_INFORMATION PROVIDED_:
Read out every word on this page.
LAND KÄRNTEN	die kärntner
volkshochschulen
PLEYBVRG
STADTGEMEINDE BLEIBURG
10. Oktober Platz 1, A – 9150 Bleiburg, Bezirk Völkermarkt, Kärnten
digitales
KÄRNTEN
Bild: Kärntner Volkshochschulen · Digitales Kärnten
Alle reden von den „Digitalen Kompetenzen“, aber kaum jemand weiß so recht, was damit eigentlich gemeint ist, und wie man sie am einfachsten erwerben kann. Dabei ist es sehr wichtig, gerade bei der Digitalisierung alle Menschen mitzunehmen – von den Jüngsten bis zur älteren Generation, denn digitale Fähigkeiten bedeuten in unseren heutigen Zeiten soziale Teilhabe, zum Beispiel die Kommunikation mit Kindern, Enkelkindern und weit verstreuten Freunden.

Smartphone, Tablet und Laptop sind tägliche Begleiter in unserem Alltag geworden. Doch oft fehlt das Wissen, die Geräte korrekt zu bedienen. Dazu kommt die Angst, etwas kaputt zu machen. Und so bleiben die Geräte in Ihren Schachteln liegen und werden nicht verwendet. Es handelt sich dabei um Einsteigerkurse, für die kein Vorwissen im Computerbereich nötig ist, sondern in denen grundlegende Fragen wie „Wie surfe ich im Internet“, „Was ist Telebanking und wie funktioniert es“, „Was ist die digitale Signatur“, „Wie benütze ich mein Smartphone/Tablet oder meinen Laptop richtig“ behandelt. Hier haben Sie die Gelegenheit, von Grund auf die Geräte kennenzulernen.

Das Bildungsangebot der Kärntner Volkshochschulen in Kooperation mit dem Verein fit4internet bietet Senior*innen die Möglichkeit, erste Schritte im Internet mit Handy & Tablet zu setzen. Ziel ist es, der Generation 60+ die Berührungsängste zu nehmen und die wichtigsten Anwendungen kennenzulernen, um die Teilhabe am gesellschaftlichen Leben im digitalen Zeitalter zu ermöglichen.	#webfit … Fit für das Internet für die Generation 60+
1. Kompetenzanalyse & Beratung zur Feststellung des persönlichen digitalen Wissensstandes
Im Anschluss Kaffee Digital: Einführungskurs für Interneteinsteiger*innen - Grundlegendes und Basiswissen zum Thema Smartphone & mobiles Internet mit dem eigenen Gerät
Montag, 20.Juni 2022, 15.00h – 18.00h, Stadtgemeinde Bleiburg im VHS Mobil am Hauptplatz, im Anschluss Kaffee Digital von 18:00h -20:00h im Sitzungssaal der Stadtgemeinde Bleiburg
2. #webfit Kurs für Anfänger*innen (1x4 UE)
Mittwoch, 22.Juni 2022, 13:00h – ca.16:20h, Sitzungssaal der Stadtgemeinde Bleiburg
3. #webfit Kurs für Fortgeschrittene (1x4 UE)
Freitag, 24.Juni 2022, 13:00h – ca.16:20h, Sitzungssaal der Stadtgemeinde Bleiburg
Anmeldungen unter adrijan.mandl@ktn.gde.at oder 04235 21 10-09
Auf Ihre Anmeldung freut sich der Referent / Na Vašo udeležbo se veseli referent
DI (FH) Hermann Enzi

_SET TASK_: The data above must be returned in full, exactly as written.

_EXERCISE RESULT_:
Read out every word on this page.
LAND KÄRNTEN	die kärntner
volkshochschulen
PLEYBVRG
STADTGEMEINDE BLEIBURG
10. Oktober Platz 1, A – 9150 Bleiburg, Bezirk Völkermarkt, Kärnten
digitales
KÄRNTEN
Bild: Kärntner Volkshochschulen · Digitales Kärnten
Alle reden von den „Digitalen Kompetenzen“, aber kaum jemand weiß so recht, was damit eigentlich gemeint ist, und wie man sie am einfachsten erwerben kann. Dabei ist es sehr wichtig, gerade bei der Digitalisierung alle Menschen mitzunehmen – von den Jüngsten bis zur älteren Generation, denn digitale Fähigkeiten bedeuten in unseren heutigen Zeiten soziale Teilhabe, zum Beispiel die Kommunikation mit Kindern, Enkelkindern und weit verstreuten Freunden.

Smartphone, Tablet und Laptop sind tägliche Begleiter in unserem Alltag geworden. Doch oft fehlt das Wissen, die Geräte korrekt zu bedienen. Dazu kommt die Angst, etwas kaputt zu machen. Und so bleiben die Geräte in Ihren Schachteln liegen und werden nicht verwendet. Es handelt sich dabei um Einsteigerkurse, für die kein Vorwissen im Computerbereich nötig ist, sondern in denen grundlegende Fragen wie „Wie surfe ich im Internet“, „Was ist Telebanking und wie funktioniert es“, „Was ist die digitale Signatur“, „Wie benütze ich mein Smartphone/Tablet oder meinen Laptop richtig“ behandelt. Hier haben Sie die Gelegenheit, von Grund auf die Geräte kennenzulernen.

Das Bildungsangebot der Kärntner Volkshochschulen in Kooperation mit dem Verein fit4internet bietet Senior*innen die Möglichkeit, erste Schritte im Internet mit Handy & Tablet zu setzen. Ziel ist es, der Generation 60+ die Berührungsängste zu nehmen und die wichtigsten Anwendungen kennenzulernen, um die Teilhabe am gesellschaftlichen Leben im digitalen Zeitalter zu ermöglichen.	#webfit … Fit für das Internet für die Generation 60+
1. Kompetenzanalyse & Beratung zur Feststellung des persönlichen digitalen Wissensstandes
Im Anschluss Kaffee Digital: Einführungskurs für Interneteinsteiger*innen - Grundlegendes und Basiswissen zum Thema Smartphone & mobiles Internet mit dem eigenen Gerät
Montag, 20.Juni 2022, 15.00h – 18.00h, Stadtgemeinde Bleiburg im VHS Mobil am Hauptplatz, im Anschluss Kaffee Digital von 18:00h -20:00h im Sitzungssaal der Stadtgemeinde Bleiburg
2. #webfit Kurs für Anfänger*innen (1x4 UE)
Mittwoch, 22.Juni 2022, 13:00h – ca.16:20h, Sitzungssaal der Stadtgemeinde Bleiburg
3. #webfit Kurs für Fortgeschrittene (1x4 UE)
Freitag, 24.Juni 2022, 13:00h – ca.16:20h, Sitzungssaal der Stadtgemeinde Bleiburg
Anmeldungen unter adrijan.mandl@ktn.gde.at oder 04235 21 10-09
Auf Ihre Anmeldung freut sich der Referent / Na Vašo udeležbo se veseli referent
DI (FH) Hermann Enzi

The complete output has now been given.